WHAT THE TASK REQUIRES: Transcribe all the records exactly and omit any images they hold.

DATA LISTING:
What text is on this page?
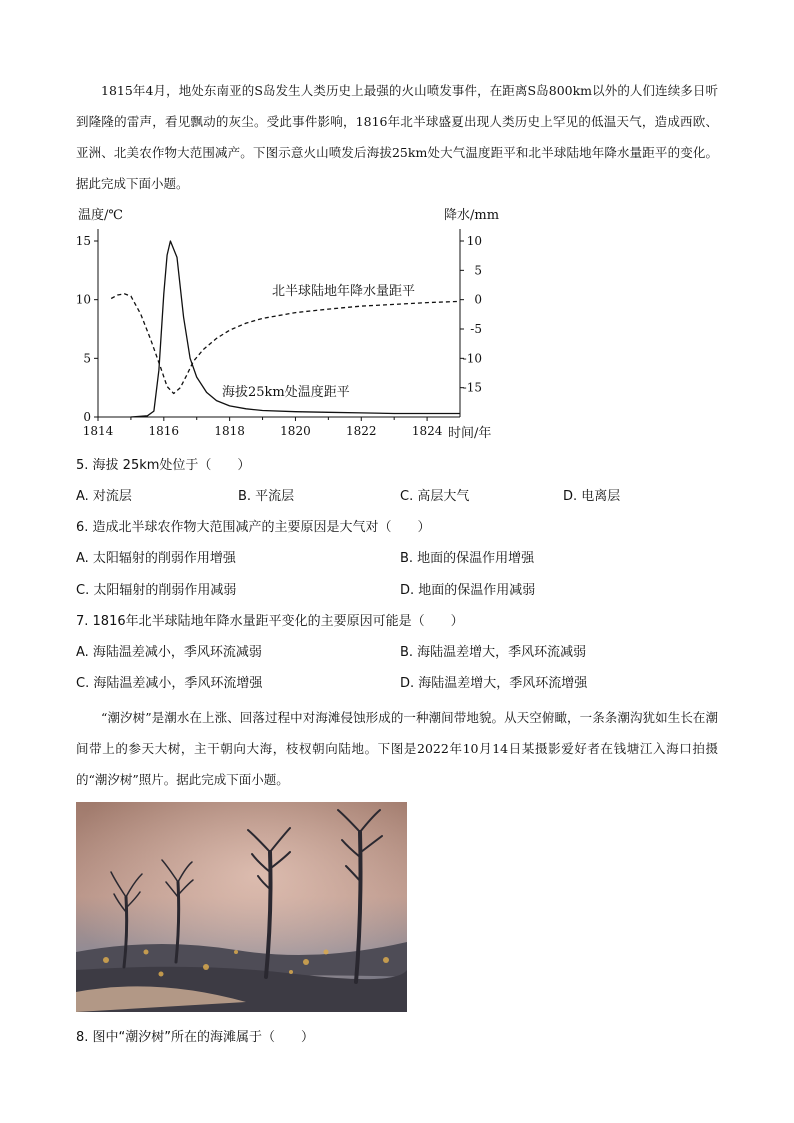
1815年4月，地处东南亚的S岛发生人类历史上最强的火山喷发事件，在距离S岛800km以外的人们连续多日听到隆隆的雷声，看见飘动的灰尘。受此事件影响，1816年北半球盛夏出现人类历史上罕见的低温天气，造成西欧、亚洲、北美农作物大范围减产。下图示意火山喷发后海拔25km处大气温度距平和北半球陆地年降水量距平的变化。据此完成下面小题。

1814	1816	1818	1820	1822	1824
0
5
10
15	10
5
0
-5
-10
-15
温度/℃	降水/mm
时间/年
北半球陆地年降水量距平
海拔25km处温度距平
5. 海拔 25km处位于（　　）
A. 对流层	B. 平流层	C. 高层大气	D. 电离层
6. 造成北半球农作物大范围减产的主要原因是大气对（　　）
A. 太阳辐射的削弱作用增强	B. 地面的保温作用增强
C. 太阳辐射的削弱作用减弱	D. 地面的保温作用减弱
7. 1816年北半球陆地年降水量距平变化的主要原因可能是（　　）
A. 海陆温差减小，季风环流减弱	B. 海陆温差增大，季风环流减弱
C. 海陆温差减小，季风环流增强	D. 海陆温差增大，季风环流增强

“潮汐树”是潮水在上涨、回落过程中对海滩侵蚀形成的一种潮间带地貌。从天空俯瞰，一条条潮沟犹如生长在潮间带上的参天大树，主干朝向大海，枝杈朝向陆地。下图是2022年10月14日某摄影爱好者在钱塘江入海口拍摄的“潮汐树”照片。据此完成下面小题。

8. 图中“潮汐树”所在的海滩属于（　　）
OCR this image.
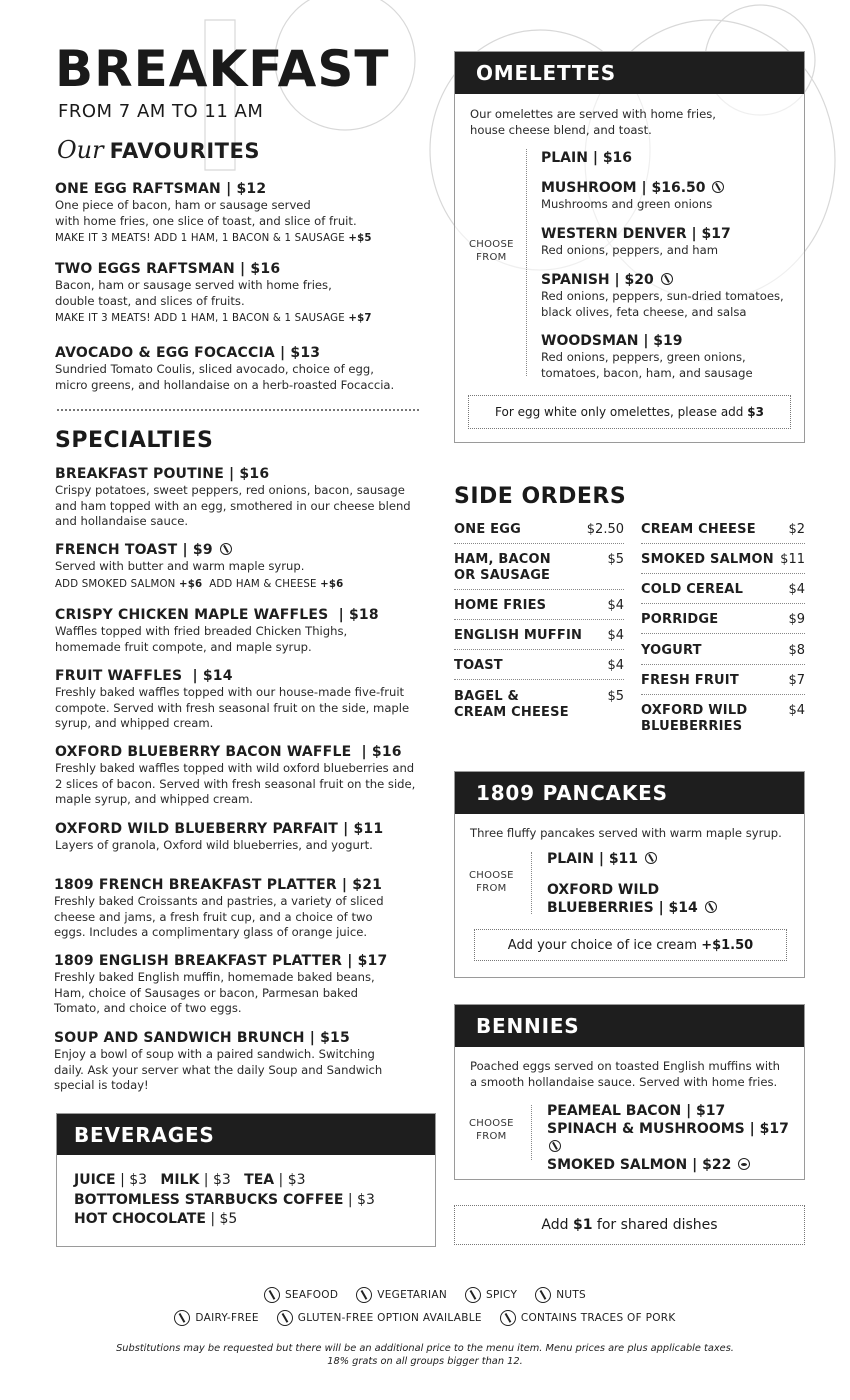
BREAKFAST
FROM 7 AM TO 11 AM
Our FAVOURITES
ONE EGG RAFTSMAN | $12
One piece of bacon, ham or sausage served
with home fries, one slice of toast, and slice of fruit.
MAKE IT 3 MEATS! ADD 1 HAM, 1 BACON & 1 SAUSAGE +$5
TWO EGGS RAFTSMAN | $16
Bacon, ham or sausage served with home fries,
double toast, and slices of fruits.
MAKE IT 3 MEATS! ADD 1 HAM, 1 BACON & 1 SAUSAGE +$7
AVOCADO & EGG FOCACCIA | $13
Sundried Tomato Coulis, sliced avocado, choice of egg,
micro greens, and hollandaise on a herb-roasted Focaccia.
SPECIALTIES
BREAKFAST POUTINE | $16
Crispy potatoes, sweet peppers, red onions, bacon, sausage
and ham topped with an egg, smothered in our cheese blend
and hollandaise sauce.
FRENCH TOAST | $9
Served with butter and warm maple syrup.
ADD SMOKED SALMON +$6 ADD HAM & CHEESE +$6
CRISPY CHICKEN MAPLE WAFFLES | $18
Waffles topped with fried breaded Chicken Thighs,
homemade fruit compote, and maple syrup.
FRUIT WAFFLES | $14
Freshly baked waffles topped with our house-made five-fruit
compote. Served with fresh seasonal fruit on the side, maple
syrup, and whipped cream.
OXFORD BLUEBERRY BACON WAFFLE | $16
Freshly baked waffles topped with wild oxford blueberries and
2 slices of bacon. Served with fresh seasonal fruit on the side,
maple syrup, and whipped cream.
OXFORD WILD BLUEBERRY PARFAIT | $11
Layers of granola, Oxford wild blueberries, and yogurt.
1809 FRENCH BREAKFAST PLATTER | $21
Freshly baked Croissants and pastries, a variety of sliced
cheese and jams, a fresh fruit cup, and a choice of two
eggs. Includes a complimentary glass of orange juice.
1809 ENGLISH BREAKFAST PLATTER | $17
Freshly baked English muffin, homemade baked beans,
Ham, choice of Sausages or bacon, Parmesan baked
Tomato, and choice of two eggs.
SOUP AND SANDWICH BRUNCH | $15
Enjoy a bowl of soup with a paired sandwich. Switching
daily. Ask your server what the daily Soup and Sandwich
special is today!
BEVERAGES
JUICE | $3 MILK | $3 TEA | $3
BOTTOMLESS STARBUCKS COFFEE | $3
HOT CHOCOLATE | $5
OMELETTES
Our omelettes are served with home fries,
house cheese blend, and toast.
CHOOSE
FROM
PLAIN | $16
MUSHROOM | $16.50
Mushrooms and green onions
WESTERN DENVER | $17
Red onions, peppers, and ham
SPANISH | $20
Red onions, peppers, sun-dried tomatoes,
black olives, feta cheese, and salsa
WOODSMAN | $19
Red onions, peppers, green onions,
tomatoes, bacon, ham, and sausage
For egg white only omelettes, please add
$3
SIDE ORDERS
ONE EGG	$2.50
HAM, BACON
OR SAUSAGE
$5
HOME FRIES	$4
ENGLISH MUFFIN $4
TOAST	$4
BAGEL &
CREAM CHEESE
$5
CREAM CHEESE	$2
SMOKED SALMON $11
COLD CEREAL	$4
PORRIDGE	$9
YOGURT	$8
FRESH FRUIT	$7
OXFORD WILD
BLUEBERRIES
$4
1809 PANCAKES
Three fluffy pancakes served with warm maple syrup.
CHOOSE
FROM
PLAIN | $11
OXFORD WILD
BLUEBERRIES | $14
Add your choice of ice cream
+$1.50
BENNIES
Poached eggs served on toasted English muffins with
a smooth hollandaise sauce. Served with home fries.
CHOOSE
FROM
PEAMEAL BACON | $17
SPINACH & MUSHROOMS | $17
SMOKED SALMON | $22
Add
$1
for shared dishes
SEAFOOD	VEGETARIAN	SPICY	NUTS
DAIRY-FREE	GLUTEN-FREE OPTION AVAILABLE	CONTAINS TRACES OF PORK
Substitutions may be requested but there will be an additional price to the menu item. Menu prices are plus applicable taxes.
18% grats on all groups bigger than 12.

WRITTEN ANSWER:
What text is on this page?
1815年4月，地处东南亚的S岛发生人类历史上最强的火山喷发事件，在距离S岛800km以外的人们连续多日听到隆隆的雷声，看见飘动的灰尘。受此事件影响，1816年北半球盛夏出现人类历史上罕见的低温天气，造成西欧、亚洲、北美农作物大范围减产。下图示意火山喷发后海拔25km处大气温度距平和北半球陆地年降水量距平的变化。据此完成下面小题。

1814	1816	1818	1820	1822	1824
0
5
10
15	10
5
0
-5
-10
-15
温度/℃	降水/mm
时间/年
北半球陆地年降水量距平
海拔25km处温度距平
5. 海拔 25km处位于（　　）
A. 对流层	B. 平流层	C. 高层大气	D. 电离层
6. 造成北半球农作物大范围减产的主要原因是大气对（　　）
A. 太阳辐射的削弱作用增强	B. 地面的保温作用增强
C. 太阳辐射的削弱作用减弱	D. 地面的保温作用减弱
7. 1816年北半球陆地年降水量距平变化的主要原因可能是（　　）
A. 海陆温差减小，季风环流减弱	B. 海陆温差增大，季风环流减弱
C. 海陆温差减小，季风环流增强	D. 海陆温差增大，季风环流增强

“潮汐树”是潮水在上涨、回落过程中对海滩侵蚀形成的一种潮间带地貌。从天空俯瞰，一条条潮沟犹如生长在潮间带上的参天大树，主干朝向大海，枝杈朝向陆地。下图是2022年10月14日某摄影爱好者在钱塘江入海口拍摄的“潮汐树”照片。据此完成下面小题。

8. 图中“潮汐树”所在的海滩属于（　　）
OCR this image.
BREAKFAST
FROM 7 AM TO 11 AM
Our FAVOURITES
ONE EGG RAFTSMAN | $12
One piece of bacon, ham or sausage served
with home fries, one slice of toast, and slice of fruit.
MAKE IT 3 MEATS! ADD 1 HAM, 1 BACON & 1 SAUSAGE +$5
TWO EGGS RAFTSMAN | $16
Bacon, ham or sausage served with home fries,
double toast, and slices of fruits.
MAKE IT 3 MEATS! ADD 1 HAM, 1 BACON & 1 SAUSAGE +$7
AVOCADO & EGG FOCACCIA | $13
Sundried Tomato Coulis, sliced avocado, choice of egg,
micro greens, and hollandaise on a herb-roasted Focaccia.
SPECIALTIES
BREAKFAST POUTINE | $16
Crispy potatoes, sweet peppers, red onions, bacon, sausage
and ham topped with an egg, smothered in our cheese blend
and hollandaise sauce.
FRENCH TOAST | $9
Served with butter and warm maple syrup.
ADD SMOKED SALMON +$6 ADD HAM & CHEESE +$6
CRISPY CHICKEN MAPLE WAFFLES | $18
Waffles topped with fried breaded Chicken Thighs,
homemade fruit compote, and maple syrup.
FRUIT WAFFLES | $14
Freshly baked waffles topped with our house-made five-fruit
compote. Served with fresh seasonal fruit on the side, maple
syrup, and whipped cream.
OXFORD BLUEBERRY BACON WAFFLE | $16
Freshly baked waffles topped with wild oxford blueberries and
2 slices of bacon. Served with fresh seasonal fruit on the side,
maple syrup, and whipped cream.
OXFORD WILD BLUEBERRY PARFAIT | $11
Layers of granola, Oxford wild blueberries, and yogurt.
1809 FRENCH BREAKFAST PLATTER | $21
Freshly baked Croissants and pastries, a variety of sliced
cheese and jams, a fresh fruit cup, and a choice of two
eggs. Includes a complimentary glass of orange juice.
1809 ENGLISH BREAKFAST PLATTER | $17
Freshly baked English muffin, homemade baked beans,
Ham, choice of Sausages or bacon, Parmesan baked
Tomato, and choice of two eggs.
SOUP AND SANDWICH BRUNCH | $15
Enjoy a bowl of soup with a paired sandwich. Switching
daily. Ask your server what the daily Soup and Sandwich
special is today!
BEVERAGES
JUICE | $3 MILK | $3 TEA | $3
BOTTOMLESS STARBUCKS COFFEE | $3
HOT CHOCOLATE | $5
OMELETTES
Our omelettes are served with home fries,
house cheese blend, and toast.
CHOOSE
FROM
PLAIN | $16
MUSHROOM | $16.50
Mushrooms and green onions
WESTERN DENVER | $17
Red onions, peppers, and ham
SPANISH | $20
Red onions, peppers, sun-dried tomatoes,
black olives, feta cheese, and salsa
WOODSMAN | $19
Red onions, peppers, green onions,
tomatoes, bacon, ham, and sausage
For egg white only omelettes, please add
$3
SIDE ORDERS
ONE EGG	$2.50
HAM, BACON
OR SAUSAGE
$5
HOME FRIES	$4
ENGLISH MUFFIN $4
TOAST	$4
BAGEL &
CREAM CHEESE
$5
CREAM CHEESE	$2
SMOKED SALMON $11
COLD CEREAL	$4
PORRIDGE	$9
YOGURT	$8
FRESH FRUIT	$7
OXFORD WILD
BLUEBERRIES
$4
1809 PANCAKES
Three fluffy pancakes served with warm maple syrup.
CHOOSE
FROM
PLAIN | $11
OXFORD WILD
BLUEBERRIES | $14
Add your choice of ice cream
+$1.50
BENNIES
Poached eggs served on toasted English muffins with
a smooth hollandaise sauce. Served with home fries.
CHOOSE
FROM
PEAMEAL BACON | $17
SPINACH & MUSHROOMS | $17
SMOKED SALMON | $22
Add
$1
for shared dishes
SEAFOOD	VEGETARIAN	SPICY	NUTS
DAIRY-FREE	GLUTEN-FREE OPTION AVAILABLE	CONTAINS TRACES OF PORK
Substitutions may be requested but there will be an additional price to the menu item. Menu prices are plus applicable taxes.
18% grats on all groups bigger than 12.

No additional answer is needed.